WHAT NEEDS TO BE DONE:
What follows is a set of records; restate each one word for word and drop the pictures.

EXERCISE INPUTS:
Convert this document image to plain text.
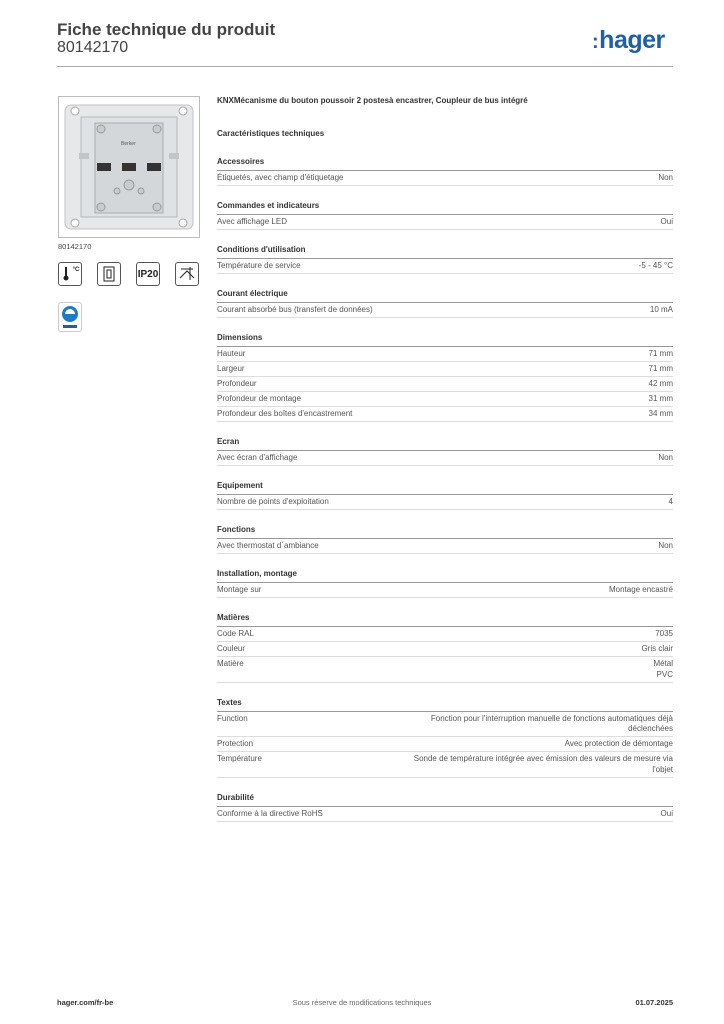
Fiche technique du produit
80142170	:hager
Berker
80142170
°C	IP20
KNXMécanisme du bouton poussoir 2 postesà encastrer, Coupleur de bus intégré
Caractéristiques techniques
Accessoires
Étiquetés, avec champ d'étiquetage	Non
Commandes et indicateurs
Avec affichage LED	Oui
Conditions d'utilisation
Température de service	-5 - 45 °C
Courant électrique
Courant absorbé bus (transfert de données)	10 mA
Dimensions
Hauteur	71 mm
Largeur	71 mm
Profondeur	42 mm
Profondeur de montage	31 mm
Profondeur des boîtes d'encastrement	34 mm
Ecran
Avec écran d'affichage	Non
Equipement
Nombre de points d'exploitation	4
Fonctions
Avec thermostat d´ambiance	Non
Installation, montage
Montage sur	Montage encastré
Matières
Code RAL	7035
Couleur	Gris clair
Matière	Métal
PVC
Textes
Function	Fonction pour l'interruption manuelle de fonctions automatiques déjà déclenchées
Protection	Avec protection de démontage
Température	Sonde de température intégrée avec émission des valeurs de mesure via l'objet
Durabilité
Conforme à la directive RoHS	Oui
hager.com/fr-be	Sous réserve de modifications techniques	01.07.2025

TASK RESPONSE:
Convert this document image to plain text.
Fiche technique du produit
80142170	:hager
Berker
80142170
°C	IP20
KNXMécanisme du bouton poussoir 2 postesà encastrer, Coupleur de bus intégré
Caractéristiques techniques
Accessoires
Étiquetés, avec champ d'étiquetage	Non
Commandes et indicateurs
Avec affichage LED	Oui
Conditions d'utilisation
Température de service	-5 - 45 °C
Courant électrique
Courant absorbé bus (transfert de données)	10 mA
Dimensions
Hauteur	71 mm
Largeur	71 mm
Profondeur	42 mm
Profondeur de montage	31 mm
Profondeur des boîtes d'encastrement	34 mm
Ecran
Avec écran d'affichage	Non
Equipement
Nombre de points d'exploitation	4
Fonctions
Avec thermostat d´ambiance	Non
Installation, montage
Montage sur	Montage encastré
Matières
Code RAL	7035
Couleur	Gris clair
Matière	Métal
PVC
Textes
Function	Fonction pour l'interruption manuelle de fonctions automatiques déjà déclenchées
Protection	Avec protection de démontage
Température	Sonde de température intégrée avec émission des valeurs de mesure via l'objet
Durabilité
Conforme à la directive RoHS	Oui
hager.com/fr-be	Sous réserve de modifications techniques	01.07.2025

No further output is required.